** AIM OF THE TASK **
Using the data below, copy each line that includes the word "JSON".

** MATERIAL **
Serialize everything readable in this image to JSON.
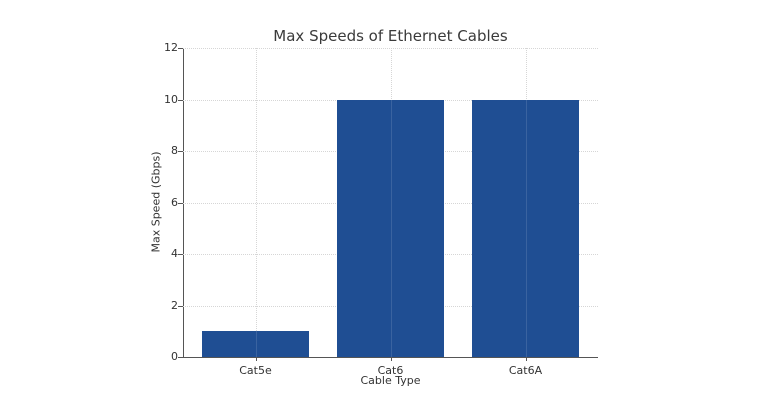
{
  "chart_data": {
    "type": "bar",
    "title": "Max Speeds of Ethernet Cables",
    "xlabel": "Cable Type",
    "ylabel": "Max Speed (Gbps)",
    "categories": [
      "Cat5e",
      "Cat6",
      "Cat6A"
    ],
    "values": [
      1,
      10,
      10
    ],
    "ylim": [
      0,
      12
    ],
    "yticks": [
      "0",
      "2",
      "4",
      "6",
      "8",
      "10",
      "12"
    ],
    "grid": true,
    "legend": null,
    "bar_color": "#1f4e93"
  }
}
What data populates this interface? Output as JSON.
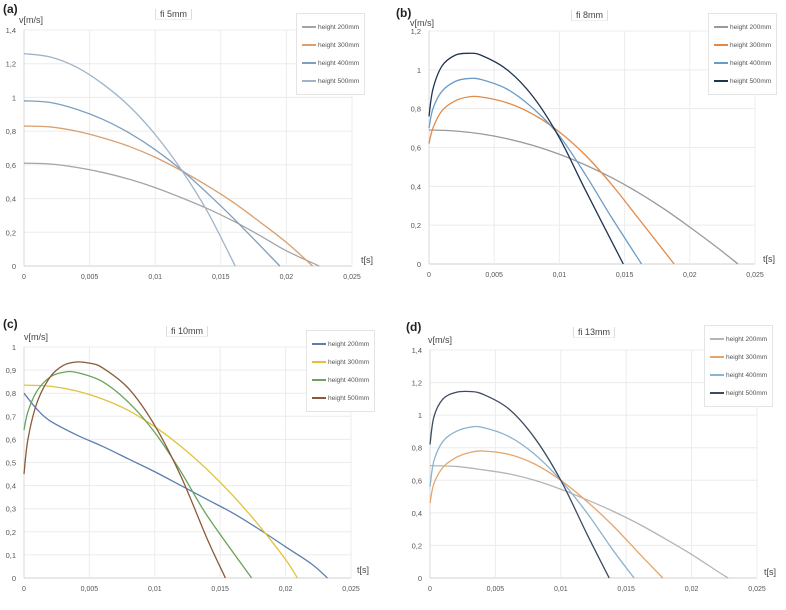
{
  "chart_data": [
    {
      "id": "a",
      "panel_label": "(a)",
      "type": "line",
      "title": "fi 5mm",
      "xlabel": "t[s]",
      "ylabel": "v[m/s]",
      "xlim": [
        0,
        0.025
      ],
      "ylim": [
        0,
        1.4
      ],
      "xticks": [
        0,
        0.005,
        0.01,
        0.015,
        0.02,
        0.025
      ],
      "xtick_labels": [
        "0",
        "0,005",
        "0,01",
        "0,015",
        "0,02",
        "0,025"
      ],
      "yticks": [
        0,
        0.2,
        0.4,
        0.6,
        0.8,
        1,
        1.2,
        1.4
      ],
      "ytick_labels": [
        "0",
        "0,2",
        "0,4",
        "0,6",
        "0,8",
        "1",
        "1,2",
        "1,4"
      ],
      "grid": true,
      "legend_position": "top-right",
      "series": [
        {
          "name": "height 200mm",
          "color": "#a5a5a5",
          "x": [
            0,
            0.002,
            0.004,
            0.006,
            0.008,
            0.01,
            0.012,
            0.014,
            0.016,
            0.018,
            0.02,
            0.0225
          ],
          "y": [
            0.61,
            0.605,
            0.585,
            0.555,
            0.515,
            0.465,
            0.405,
            0.34,
            0.265,
            0.18,
            0.09,
            0
          ]
        },
        {
          "name": "height 300mm",
          "color": "#d9a070",
          "x": [
            0,
            0.002,
            0.004,
            0.006,
            0.008,
            0.01,
            0.012,
            0.014,
            0.016,
            0.018,
            0.02,
            0.022
          ],
          "y": [
            0.83,
            0.825,
            0.8,
            0.76,
            0.71,
            0.645,
            0.565,
            0.475,
            0.375,
            0.26,
            0.14,
            0
          ]
        },
        {
          "name": "height 400mm",
          "color": "#7f9fbf",
          "x": [
            0,
            0.002,
            0.004,
            0.006,
            0.008,
            0.01,
            0.012,
            0.014,
            0.016,
            0.0195
          ],
          "y": [
            0.98,
            0.97,
            0.93,
            0.87,
            0.79,
            0.69,
            0.57,
            0.43,
            0.28,
            0
          ]
        },
        {
          "name": "height 500mm",
          "color": "#9fb4c9",
          "x": [
            0,
            0.002,
            0.004,
            0.006,
            0.008,
            0.01,
            0.012,
            0.014,
            0.0161
          ],
          "y": [
            1.26,
            1.24,
            1.18,
            1.08,
            0.95,
            0.78,
            0.57,
            0.32,
            0
          ]
        }
      ]
    },
    {
      "id": "b",
      "panel_label": "(b)",
      "type": "line",
      "title": "fi 8mm",
      "xlabel": "t[s]",
      "ylabel": "v[m/s]",
      "xlim": [
        0,
        0.025
      ],
      "ylim": [
        0,
        1.2
      ],
      "xticks": [
        0,
        0.005,
        0.01,
        0.015,
        0.02,
        0.025
      ],
      "xtick_labels": [
        "0",
        "0,005",
        "0,01",
        "0,015",
        "0,02",
        "0,025"
      ],
      "yticks": [
        0,
        0.2,
        0.4,
        0.6,
        0.8,
        1,
        1.2
      ],
      "ytick_labels": [
        "0",
        "0,2",
        "0,4",
        "0,6",
        "0,8",
        "1",
        "1,2"
      ],
      "grid": true,
      "legend_position": "top-right",
      "series": [
        {
          "name": "height 200mm",
          "color": "#9a9a9a",
          "x": [
            0,
            0.002,
            0.004,
            0.006,
            0.008,
            0.01,
            0.012,
            0.014,
            0.016,
            0.018,
            0.02,
            0.022,
            0.0237
          ],
          "y": [
            0.69,
            0.685,
            0.67,
            0.645,
            0.61,
            0.565,
            0.51,
            0.445,
            0.37,
            0.285,
            0.19,
            0.09,
            0
          ]
        },
        {
          "name": "height 300mm",
          "color": "#e08a4a",
          "x": [
            0,
            0.0003,
            0.001,
            0.002,
            0.003,
            0.004,
            0.006,
            0.008,
            0.01,
            0.012,
            0.014,
            0.016,
            0.0188
          ],
          "y": [
            0.62,
            0.7,
            0.79,
            0.84,
            0.86,
            0.86,
            0.83,
            0.77,
            0.68,
            0.56,
            0.41,
            0.24,
            0
          ]
        },
        {
          "name": "height 400mm",
          "color": "#6a9cc8",
          "x": [
            0,
            0.0003,
            0.001,
            0.002,
            0.003,
            0.004,
            0.006,
            0.008,
            0.01,
            0.012,
            0.014,
            0.0163
          ],
          "y": [
            0.7,
            0.8,
            0.89,
            0.94,
            0.955,
            0.95,
            0.9,
            0.8,
            0.66,
            0.46,
            0.24,
            0
          ]
        },
        {
          "name": "height 500mm",
          "color": "#1f3350",
          "x": [
            0,
            0.0003,
            0.001,
            0.002,
            0.003,
            0.004,
            0.006,
            0.008,
            0.01,
            0.012,
            0.0149
          ],
          "y": [
            0.76,
            0.9,
            1.02,
            1.075,
            1.085,
            1.075,
            1.0,
            0.86,
            0.65,
            0.38,
            0
          ]
        }
      ]
    },
    {
      "id": "c",
      "panel_label": "(c)",
      "type": "line",
      "title": "fi 10mm",
      "xlabel": "t[s]",
      "ylabel": "v[m/s]",
      "xlim": [
        0,
        0.025
      ],
      "ylim": [
        0,
        1
      ],
      "xticks": [
        0,
        0.005,
        0.01,
        0.015,
        0.02,
        0.025
      ],
      "xtick_labels": [
        "0",
        "0,005",
        "0,01",
        "0,015",
        "0,02",
        "0,025"
      ],
      "yticks": [
        0,
        0.1,
        0.2,
        0.3,
        0.4,
        0.5,
        0.6,
        0.7,
        0.8,
        0.9,
        1
      ],
      "ytick_labels": [
        "0",
        "0,1",
        "0,2",
        "0,3",
        "0,4",
        "0,5",
        "0,6",
        "0,7",
        "0,8",
        "0,9",
        "1"
      ],
      "grid": true,
      "legend_position": "top-right",
      "series": [
        {
          "name": "height 200mm",
          "color": "#5b7fb0",
          "x": [
            0,
            0.001,
            0.002,
            0.004,
            0.006,
            0.008,
            0.01,
            0.012,
            0.014,
            0.016,
            0.018,
            0.02,
            0.022,
            0.0232
          ],
          "y": [
            0.8,
            0.73,
            0.68,
            0.62,
            0.57,
            0.515,
            0.46,
            0.4,
            0.34,
            0.28,
            0.21,
            0.135,
            0.06,
            0
          ]
        },
        {
          "name": "height 300mm",
          "color": "#e2c23a",
          "x": [
            0,
            0.002,
            0.004,
            0.006,
            0.008,
            0.01,
            0.012,
            0.014,
            0.016,
            0.018,
            0.02,
            0.0209
          ],
          "y": [
            0.835,
            0.83,
            0.81,
            0.775,
            0.725,
            0.655,
            0.57,
            0.47,
            0.355,
            0.225,
            0.08,
            0
          ]
        },
        {
          "name": "height 400mm",
          "color": "#6aa35a",
          "x": [
            0,
            0.0003,
            0.001,
            0.002,
            0.003,
            0.004,
            0.006,
            0.008,
            0.01,
            0.012,
            0.014,
            0.0174
          ],
          "y": [
            0.64,
            0.72,
            0.81,
            0.87,
            0.89,
            0.89,
            0.85,
            0.76,
            0.63,
            0.46,
            0.27,
            0
          ]
        },
        {
          "name": "height 500mm",
          "color": "#8a5a3a",
          "x": [
            0,
            0.0003,
            0.001,
            0.002,
            0.003,
            0.004,
            0.005,
            0.006,
            0.008,
            0.01,
            0.012,
            0.014,
            0.0154
          ],
          "y": [
            0.45,
            0.6,
            0.76,
            0.87,
            0.92,
            0.935,
            0.93,
            0.91,
            0.82,
            0.66,
            0.44,
            0.17,
            0
          ]
        }
      ]
    },
    {
      "id": "d",
      "panel_label": "(d)",
      "type": "line",
      "title": "fi 13mm",
      "xlabel": "t[s]",
      "ylabel": "v[m/s]",
      "xlim": [
        0,
        0.025
      ],
      "ylim": [
        0,
        1.4
      ],
      "xticks": [
        0,
        0.005,
        0.01,
        0.015,
        0.02,
        0.025
      ],
      "xtick_labels": [
        "0",
        "0,005",
        "0,01",
        "0,015",
        "0,02",
        "0,025"
      ],
      "yticks": [
        0,
        0.2,
        0.4,
        0.6,
        0.8,
        1,
        1.2,
        1.4
      ],
      "ytick_labels": [
        "0",
        "0,2",
        "0,4",
        "0,6",
        "0,8",
        "1",
        "1,2",
        "1,4"
      ],
      "grid": true,
      "legend_position": "top-right",
      "series": [
        {
          "name": "height 200mm",
          "color": "#b5b5b5",
          "x": [
            0,
            0.002,
            0.004,
            0.006,
            0.008,
            0.01,
            0.012,
            0.014,
            0.016,
            0.018,
            0.02,
            0.022,
            0.0228
          ],
          "y": [
            0.69,
            0.685,
            0.665,
            0.64,
            0.6,
            0.545,
            0.48,
            0.41,
            0.33,
            0.24,
            0.145,
            0.04,
            0
          ]
        },
        {
          "name": "height 300mm",
          "color": "#e6a56a",
          "x": [
            0,
            0.0003,
            0.001,
            0.002,
            0.003,
            0.004,
            0.006,
            0.008,
            0.01,
            0.012,
            0.014,
            0.016,
            0.0178
          ],
          "y": [
            0.46,
            0.58,
            0.68,
            0.74,
            0.77,
            0.78,
            0.76,
            0.7,
            0.6,
            0.47,
            0.32,
            0.15,
            0
          ]
        },
        {
          "name": "height 400mm",
          "color": "#8bb4d0",
          "x": [
            0,
            0.0003,
            0.001,
            0.002,
            0.003,
            0.004,
            0.006,
            0.008,
            0.01,
            0.012,
            0.014,
            0.0156
          ],
          "y": [
            0.56,
            0.72,
            0.84,
            0.9,
            0.925,
            0.925,
            0.87,
            0.76,
            0.6,
            0.4,
            0.17,
            0
          ]
        },
        {
          "name": "height 500mm",
          "color": "#3d4a60",
          "x": [
            0,
            0.0003,
            0.001,
            0.002,
            0.003,
            0.004,
            0.006,
            0.008,
            0.01,
            0.012,
            0.0137
          ],
          "y": [
            0.82,
            0.99,
            1.1,
            1.14,
            1.145,
            1.13,
            1.04,
            0.86,
            0.6,
            0.27,
            0
          ]
        }
      ]
    }
  ]
}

** FINISHED EXERCISE **
Serialize everything readable in this image to JSON.
What data populates this interface? Output as JSON.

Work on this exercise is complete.